Collected data entries:
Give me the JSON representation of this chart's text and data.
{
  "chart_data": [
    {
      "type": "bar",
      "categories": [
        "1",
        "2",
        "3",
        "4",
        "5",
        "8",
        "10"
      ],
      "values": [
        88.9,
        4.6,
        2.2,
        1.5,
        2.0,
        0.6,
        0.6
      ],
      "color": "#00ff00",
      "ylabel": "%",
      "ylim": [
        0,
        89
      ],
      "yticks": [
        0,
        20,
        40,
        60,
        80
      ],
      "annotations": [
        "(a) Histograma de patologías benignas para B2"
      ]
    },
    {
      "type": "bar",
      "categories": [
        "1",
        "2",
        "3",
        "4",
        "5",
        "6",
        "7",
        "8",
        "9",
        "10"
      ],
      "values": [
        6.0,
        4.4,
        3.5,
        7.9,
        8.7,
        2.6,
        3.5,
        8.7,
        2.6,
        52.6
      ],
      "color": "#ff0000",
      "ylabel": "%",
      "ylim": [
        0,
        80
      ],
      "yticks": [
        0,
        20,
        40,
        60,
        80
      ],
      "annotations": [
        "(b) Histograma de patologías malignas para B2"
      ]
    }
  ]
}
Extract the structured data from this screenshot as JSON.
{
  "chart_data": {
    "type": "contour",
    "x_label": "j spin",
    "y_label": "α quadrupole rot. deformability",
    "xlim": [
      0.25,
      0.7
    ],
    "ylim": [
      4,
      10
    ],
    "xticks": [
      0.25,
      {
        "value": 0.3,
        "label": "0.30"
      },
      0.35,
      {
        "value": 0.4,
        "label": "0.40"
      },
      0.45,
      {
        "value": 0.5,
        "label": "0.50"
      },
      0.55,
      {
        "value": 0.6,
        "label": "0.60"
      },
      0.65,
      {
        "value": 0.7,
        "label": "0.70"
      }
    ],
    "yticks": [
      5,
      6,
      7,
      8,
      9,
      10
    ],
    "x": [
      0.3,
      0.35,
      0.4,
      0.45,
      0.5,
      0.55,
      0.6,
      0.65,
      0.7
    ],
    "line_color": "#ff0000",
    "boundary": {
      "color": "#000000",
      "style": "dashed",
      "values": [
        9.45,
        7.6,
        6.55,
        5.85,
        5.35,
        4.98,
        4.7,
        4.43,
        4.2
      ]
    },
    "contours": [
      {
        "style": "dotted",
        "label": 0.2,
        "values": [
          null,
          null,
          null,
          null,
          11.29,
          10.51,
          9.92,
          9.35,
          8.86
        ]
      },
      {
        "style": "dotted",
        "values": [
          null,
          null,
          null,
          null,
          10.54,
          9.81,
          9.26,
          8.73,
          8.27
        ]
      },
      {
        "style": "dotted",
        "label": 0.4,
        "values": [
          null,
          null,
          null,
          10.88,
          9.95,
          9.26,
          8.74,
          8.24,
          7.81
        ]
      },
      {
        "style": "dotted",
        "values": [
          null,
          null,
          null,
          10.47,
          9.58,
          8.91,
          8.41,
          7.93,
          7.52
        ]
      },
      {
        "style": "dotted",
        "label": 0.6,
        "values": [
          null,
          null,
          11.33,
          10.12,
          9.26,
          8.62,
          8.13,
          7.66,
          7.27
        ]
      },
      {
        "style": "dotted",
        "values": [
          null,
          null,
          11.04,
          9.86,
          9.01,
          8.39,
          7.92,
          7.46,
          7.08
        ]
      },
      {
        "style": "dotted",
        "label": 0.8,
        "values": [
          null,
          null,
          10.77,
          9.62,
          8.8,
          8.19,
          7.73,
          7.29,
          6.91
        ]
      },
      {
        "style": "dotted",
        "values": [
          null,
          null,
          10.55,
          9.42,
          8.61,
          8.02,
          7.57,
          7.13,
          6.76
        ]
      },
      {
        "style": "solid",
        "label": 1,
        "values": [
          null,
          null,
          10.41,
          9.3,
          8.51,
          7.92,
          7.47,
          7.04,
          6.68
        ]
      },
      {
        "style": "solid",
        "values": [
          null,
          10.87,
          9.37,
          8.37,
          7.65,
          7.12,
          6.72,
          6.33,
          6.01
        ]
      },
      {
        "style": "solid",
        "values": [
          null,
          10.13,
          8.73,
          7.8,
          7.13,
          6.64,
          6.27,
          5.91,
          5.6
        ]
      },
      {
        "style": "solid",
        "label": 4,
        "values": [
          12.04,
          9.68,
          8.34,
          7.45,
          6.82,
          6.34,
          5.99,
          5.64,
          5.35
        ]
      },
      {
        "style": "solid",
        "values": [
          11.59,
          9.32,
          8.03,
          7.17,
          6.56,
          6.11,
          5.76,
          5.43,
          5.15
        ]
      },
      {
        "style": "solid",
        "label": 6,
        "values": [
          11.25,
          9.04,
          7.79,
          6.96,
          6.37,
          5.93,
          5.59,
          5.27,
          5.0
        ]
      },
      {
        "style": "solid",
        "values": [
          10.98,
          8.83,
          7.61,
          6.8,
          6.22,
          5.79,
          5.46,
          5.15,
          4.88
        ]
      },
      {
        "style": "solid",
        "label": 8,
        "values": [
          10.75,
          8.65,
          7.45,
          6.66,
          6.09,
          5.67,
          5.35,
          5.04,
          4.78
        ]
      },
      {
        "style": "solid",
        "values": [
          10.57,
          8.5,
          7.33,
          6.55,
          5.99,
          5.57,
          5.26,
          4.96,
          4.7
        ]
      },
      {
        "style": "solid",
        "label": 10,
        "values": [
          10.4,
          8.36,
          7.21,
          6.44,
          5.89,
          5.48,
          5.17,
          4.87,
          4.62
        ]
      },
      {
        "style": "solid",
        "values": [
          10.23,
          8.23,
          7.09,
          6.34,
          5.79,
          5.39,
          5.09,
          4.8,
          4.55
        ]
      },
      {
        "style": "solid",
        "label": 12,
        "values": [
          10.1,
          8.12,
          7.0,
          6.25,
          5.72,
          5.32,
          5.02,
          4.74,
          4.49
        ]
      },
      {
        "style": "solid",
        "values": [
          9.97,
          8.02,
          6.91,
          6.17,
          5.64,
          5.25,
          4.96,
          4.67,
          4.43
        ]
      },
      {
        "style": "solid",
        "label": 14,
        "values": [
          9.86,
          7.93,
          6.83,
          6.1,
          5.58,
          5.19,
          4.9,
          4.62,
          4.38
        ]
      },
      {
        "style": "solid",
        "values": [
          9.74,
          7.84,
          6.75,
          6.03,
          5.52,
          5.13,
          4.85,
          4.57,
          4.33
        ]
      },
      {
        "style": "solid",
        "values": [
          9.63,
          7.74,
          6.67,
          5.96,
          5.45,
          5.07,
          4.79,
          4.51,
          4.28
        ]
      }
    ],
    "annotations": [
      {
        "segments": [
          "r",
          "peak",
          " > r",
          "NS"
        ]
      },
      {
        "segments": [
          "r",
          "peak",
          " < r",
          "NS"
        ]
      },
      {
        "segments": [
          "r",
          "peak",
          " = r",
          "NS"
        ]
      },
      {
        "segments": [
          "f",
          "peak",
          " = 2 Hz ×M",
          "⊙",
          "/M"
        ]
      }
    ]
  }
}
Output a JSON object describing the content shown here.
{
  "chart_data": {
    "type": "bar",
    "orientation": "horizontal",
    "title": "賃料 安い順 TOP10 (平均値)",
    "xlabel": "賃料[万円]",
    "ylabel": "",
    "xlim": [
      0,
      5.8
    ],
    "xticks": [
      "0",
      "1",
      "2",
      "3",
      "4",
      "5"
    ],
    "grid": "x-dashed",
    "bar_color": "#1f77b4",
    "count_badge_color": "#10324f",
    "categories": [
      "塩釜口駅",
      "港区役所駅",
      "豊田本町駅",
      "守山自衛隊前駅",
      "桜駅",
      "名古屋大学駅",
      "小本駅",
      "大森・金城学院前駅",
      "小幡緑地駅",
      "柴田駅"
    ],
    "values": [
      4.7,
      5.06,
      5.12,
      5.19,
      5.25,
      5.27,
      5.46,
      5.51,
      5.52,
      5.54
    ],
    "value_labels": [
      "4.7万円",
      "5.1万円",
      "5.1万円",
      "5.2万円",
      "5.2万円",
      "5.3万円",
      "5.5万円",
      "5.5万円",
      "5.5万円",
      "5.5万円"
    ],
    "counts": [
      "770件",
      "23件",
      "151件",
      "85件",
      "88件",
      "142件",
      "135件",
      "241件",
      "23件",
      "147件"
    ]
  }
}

— GIVEN TASK —
Scan the data for the word "para" and copy every line where it shows up.

— IN RESPONSE —
        "(a) Histograma de patologías benignas para B2"
        "(b) Histograma de patologías malignas para B2"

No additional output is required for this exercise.